*DESCRIPTION OF THE TASK:* Every entry below should be repeated exactly; the pictures should not.

*STORED RECORDS:*
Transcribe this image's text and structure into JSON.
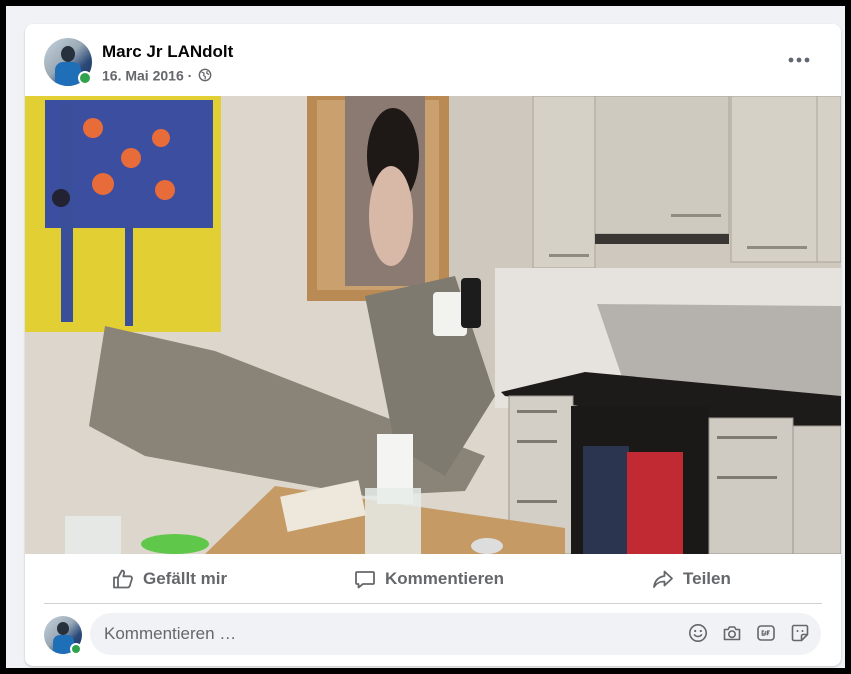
{
  "post": {
    "author": "Marc Jr LANdolt",
    "date": "16. Mai 2016",
    "separator": "·",
    "privacy_icon": "globe-icon",
    "menu_icon": "more-options-icon",
    "photo_description_icon": "post-photo"
  },
  "actions": {
    "like_label": "Gefällt mir",
    "comment_label": "Kommentieren",
    "share_label": "Teilen"
  },
  "comment_box": {
    "placeholder": "Kommentieren …",
    "icons": [
      "emoji-icon",
      "camera-icon",
      "gif-icon",
      "sticker-icon"
    ]
  },
  "colors": {
    "secondary_text": "#65676b",
    "online": "#31a24c",
    "input_bg": "#f0f2f5"
  }
}
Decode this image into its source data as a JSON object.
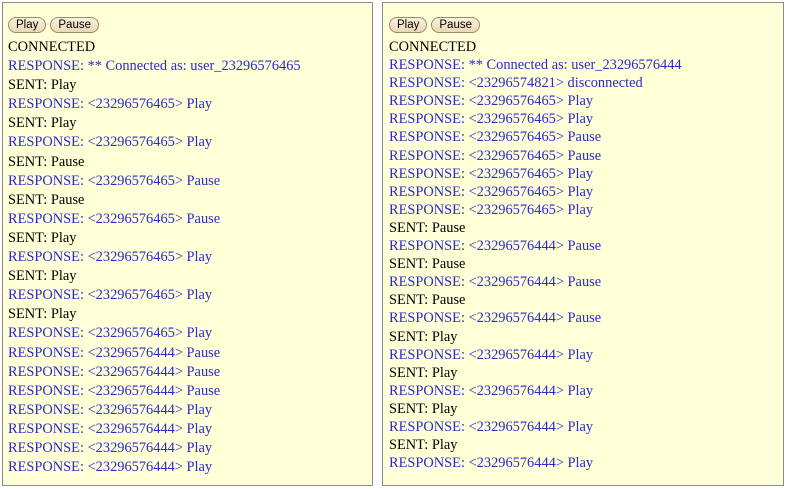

*WRITTEN SOLUTION:*
Transcribe this image's text and structure into JSON.
{
  "post": {
    "author": "Marc Jr LANdolt",
    "date": "16. Mai 2016",
    "separator": "·",
    "privacy_icon": "globe-icon",
    "menu_icon": "more-options-icon",
    "photo_description_icon": "post-photo"
  },
  "actions": {
    "like_label": "Gefällt mir",
    "comment_label": "Kommentieren",
    "share_label": "Teilen"
  },
  "comment_box": {
    "placeholder": "Kommentieren …",
    "icons": [
      "emoji-icon",
      "camera-icon",
      "gif-icon",
      "sticker-icon"
    ]
  },
  "colors": {
    "secondary_text": "#65676b",
    "online": "#31a24c",
    "input_bg": "#f0f2f5"
  }
}
Decode this image into its source data as a JSON object.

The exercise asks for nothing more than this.